* [SET EXERCISE] Set down the whole listing verbatim.
* start RECORDS FOR PROCESSING *
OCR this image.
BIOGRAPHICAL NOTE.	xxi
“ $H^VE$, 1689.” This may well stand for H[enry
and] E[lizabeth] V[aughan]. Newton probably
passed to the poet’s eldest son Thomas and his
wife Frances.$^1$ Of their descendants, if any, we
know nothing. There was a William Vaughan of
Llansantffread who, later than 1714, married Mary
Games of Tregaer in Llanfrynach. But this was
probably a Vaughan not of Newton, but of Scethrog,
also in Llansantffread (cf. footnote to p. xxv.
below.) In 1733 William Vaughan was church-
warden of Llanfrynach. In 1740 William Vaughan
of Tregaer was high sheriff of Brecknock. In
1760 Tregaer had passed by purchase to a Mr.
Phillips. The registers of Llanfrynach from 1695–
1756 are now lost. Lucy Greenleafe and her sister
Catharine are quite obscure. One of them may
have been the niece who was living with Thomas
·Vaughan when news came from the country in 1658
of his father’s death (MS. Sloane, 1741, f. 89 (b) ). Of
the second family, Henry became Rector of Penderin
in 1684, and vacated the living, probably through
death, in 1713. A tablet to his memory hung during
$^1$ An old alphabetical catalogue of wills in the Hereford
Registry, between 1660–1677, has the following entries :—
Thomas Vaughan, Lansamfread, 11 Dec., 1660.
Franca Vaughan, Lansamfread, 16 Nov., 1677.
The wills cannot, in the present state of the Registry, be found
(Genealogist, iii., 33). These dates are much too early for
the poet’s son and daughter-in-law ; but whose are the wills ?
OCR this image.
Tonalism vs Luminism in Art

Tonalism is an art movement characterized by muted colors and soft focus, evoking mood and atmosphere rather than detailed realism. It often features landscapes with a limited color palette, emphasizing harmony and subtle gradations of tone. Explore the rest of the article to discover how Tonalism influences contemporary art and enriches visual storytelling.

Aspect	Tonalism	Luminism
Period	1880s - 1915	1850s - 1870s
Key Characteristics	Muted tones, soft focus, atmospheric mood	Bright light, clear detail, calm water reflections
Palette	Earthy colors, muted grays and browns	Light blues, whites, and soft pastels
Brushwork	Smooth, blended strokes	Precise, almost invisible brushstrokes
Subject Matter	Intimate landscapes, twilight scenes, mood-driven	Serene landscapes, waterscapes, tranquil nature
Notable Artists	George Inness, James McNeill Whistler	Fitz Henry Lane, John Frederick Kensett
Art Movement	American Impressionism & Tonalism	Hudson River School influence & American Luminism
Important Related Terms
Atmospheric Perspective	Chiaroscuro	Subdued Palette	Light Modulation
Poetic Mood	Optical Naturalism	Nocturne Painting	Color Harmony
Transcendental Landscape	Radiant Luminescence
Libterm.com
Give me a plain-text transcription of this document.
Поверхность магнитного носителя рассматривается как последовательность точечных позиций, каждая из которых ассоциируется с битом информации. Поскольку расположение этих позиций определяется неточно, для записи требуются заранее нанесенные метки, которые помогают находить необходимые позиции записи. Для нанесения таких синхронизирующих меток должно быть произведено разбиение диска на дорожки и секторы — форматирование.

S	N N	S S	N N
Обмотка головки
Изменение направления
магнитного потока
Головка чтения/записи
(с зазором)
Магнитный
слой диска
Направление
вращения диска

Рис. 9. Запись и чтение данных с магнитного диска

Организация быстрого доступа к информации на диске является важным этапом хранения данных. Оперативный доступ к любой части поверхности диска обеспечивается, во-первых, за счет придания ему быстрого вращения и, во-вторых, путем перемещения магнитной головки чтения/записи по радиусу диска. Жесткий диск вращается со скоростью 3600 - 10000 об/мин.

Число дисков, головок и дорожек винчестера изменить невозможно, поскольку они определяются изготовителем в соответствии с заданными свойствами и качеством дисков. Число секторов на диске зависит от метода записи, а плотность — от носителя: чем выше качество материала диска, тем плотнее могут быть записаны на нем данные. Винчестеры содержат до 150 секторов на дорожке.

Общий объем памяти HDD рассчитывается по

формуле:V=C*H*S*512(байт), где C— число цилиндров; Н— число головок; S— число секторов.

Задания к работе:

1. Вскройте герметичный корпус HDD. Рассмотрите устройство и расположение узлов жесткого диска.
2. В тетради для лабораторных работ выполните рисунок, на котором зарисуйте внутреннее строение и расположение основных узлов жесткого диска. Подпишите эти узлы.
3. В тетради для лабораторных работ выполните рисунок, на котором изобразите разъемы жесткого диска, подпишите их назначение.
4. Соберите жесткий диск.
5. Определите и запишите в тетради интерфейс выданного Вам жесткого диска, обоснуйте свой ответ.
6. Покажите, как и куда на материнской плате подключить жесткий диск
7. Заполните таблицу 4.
* end RECORDS FOR PROCESSING *
* [ANSWER FOR THIS EXERCISE]
OCR this image.
BIOGRAPHICAL NOTE.	xxi
“ $H^VE$, 1689.” This may well stand for H[enry
and] E[lizabeth] V[aughan]. Newton probably
passed to the poet’s eldest son Thomas and his
wife Frances.$^1$ Of their descendants, if any, we
know nothing. There was a William Vaughan of
Llansantffread who, later than 1714, married Mary
Games of Tregaer in Llanfrynach. But this was
probably a Vaughan not of Newton, but of Scethrog,
also in Llansantffread (cf. footnote to p. xxv.
below.) In 1733 William Vaughan was church-
warden of Llanfrynach. In 1740 William Vaughan
of Tregaer was high sheriff of Brecknock. In
1760 Tregaer had passed by purchase to a Mr.
Phillips. The registers of Llanfrynach from 1695–
1756 are now lost. Lucy Greenleafe and her sister
Catharine are quite obscure. One of them may
have been the niece who was living with Thomas
·Vaughan when news came from the country in 1658
of his father’s death (MS. Sloane, 1741, f. 89 (b) ). Of
the second family, Henry became Rector of Penderin
in 1684, and vacated the living, probably through
death, in 1713. A tablet to his memory hung during
$^1$ An old alphabetical catalogue of wills in the Hereford
Registry, between 1660–1677, has the following entries :—
Thomas Vaughan, Lansamfread, 11 Dec., 1660.
Franca Vaughan, Lansamfread, 16 Nov., 1677.
The wills cannot, in the present state of the Registry, be found
(Genealogist, iii., 33). These dates are much too early for
the poet’s son and daughter-in-law ; but whose are the wills ?
OCR this image.
Tonalism vs Luminism in Art

Tonalism is an art movement characterized by muted colors and soft focus, evoking mood and atmosphere rather than detailed realism. It often features landscapes with a limited color palette, emphasizing harmony and subtle gradations of tone. Explore the rest of the article to discover how Tonalism influences contemporary art and enriches visual storytelling.

Aspect	Tonalism	Luminism
Period	1880s - 1915	1850s - 1870s
Key Characteristics	Muted tones, soft focus, atmospheric mood	Bright light, clear detail, calm water reflections
Palette	Earthy colors, muted grays and browns	Light blues, whites, and soft pastels
Brushwork	Smooth, blended strokes	Precise, almost invisible brushstrokes
Subject Matter	Intimate landscapes, twilight scenes, mood-driven	Serene landscapes, waterscapes, tranquil nature
Notable Artists	George Inness, James McNeill Whistler	Fitz Henry Lane, John Frederick Kensett
Art Movement	American Impressionism & Tonalism	Hudson River School influence & American Luminism
Important Related Terms
Atmospheric Perspective	Chiaroscuro	Subdued Palette	Light Modulation
Poetic Mood	Optical Naturalism	Nocturne Painting	Color Harmony
Transcendental Landscape	Radiant Luminescence
Libterm.com
Give me a plain-text transcription of this document.
Поверхность магнитного носителя рассматривается как последовательность точечных позиций, каждая из которых ассоциируется с битом информации. Поскольку расположение этих позиций определяется неточно, для записи требуются заранее нанесенные метки, которые помогают находить необходимые позиции записи. Для нанесения таких синхронизирующих меток должно быть произведено разбиение диска на дорожки и секторы — форматирование.

S	N N	S S	N N
Обмотка головки
Изменение направления
магнитного потока
Головка чтения/записи
(с зазором)
Магнитный
слой диска
Направление
вращения диска

Рис. 9. Запись и чтение данных с магнитного диска

Организация быстрого доступа к информации на диске является важным этапом хранения данных. Оперативный доступ к любой части поверхности диска обеспечивается, во-первых, за счет придания ему быстрого вращения и, во-вторых, путем перемещения магнитной головки чтения/записи по радиусу диска. Жесткий диск вращается со скоростью 3600 - 10000 об/мин.

Число дисков, головок и дорожек винчестера изменить невозможно, поскольку они определяются изготовителем в соответствии с заданными свойствами и качеством дисков. Число секторов на диске зависит от метода записи, а плотность — от носителя: чем выше качество материала диска, тем плотнее могут быть записаны на нем данные. Винчестеры содержат до 150 секторов на дорожке.

Общий объем памяти HDD рассчитывается по

формуле:V=C*H*S*512(байт), где C— число цилиндров; Н— число головок; S— число секторов.

Задания к работе:

1. Вскройте герметичный корпус HDD. Рассмотрите устройство и расположение узлов жесткого диска.
2. В тетради для лабораторных работ выполните рисунок, на котором зарисуйте внутреннее строение и расположение основных узлов жесткого диска. Подпишите эти узлы.
3. В тетради для лабораторных работ выполните рисунок, на котором изобразите разъемы жесткого диска, подпишите их назначение.
4. Соберите жесткий диск.
5. Определите и запишите в тетради интерфейс выданного Вам жесткого диска, обоснуйте свой ответ.
6. Покажите, как и куда на материнской плате подключить жесткий диск
7. Заполните таблицу 4.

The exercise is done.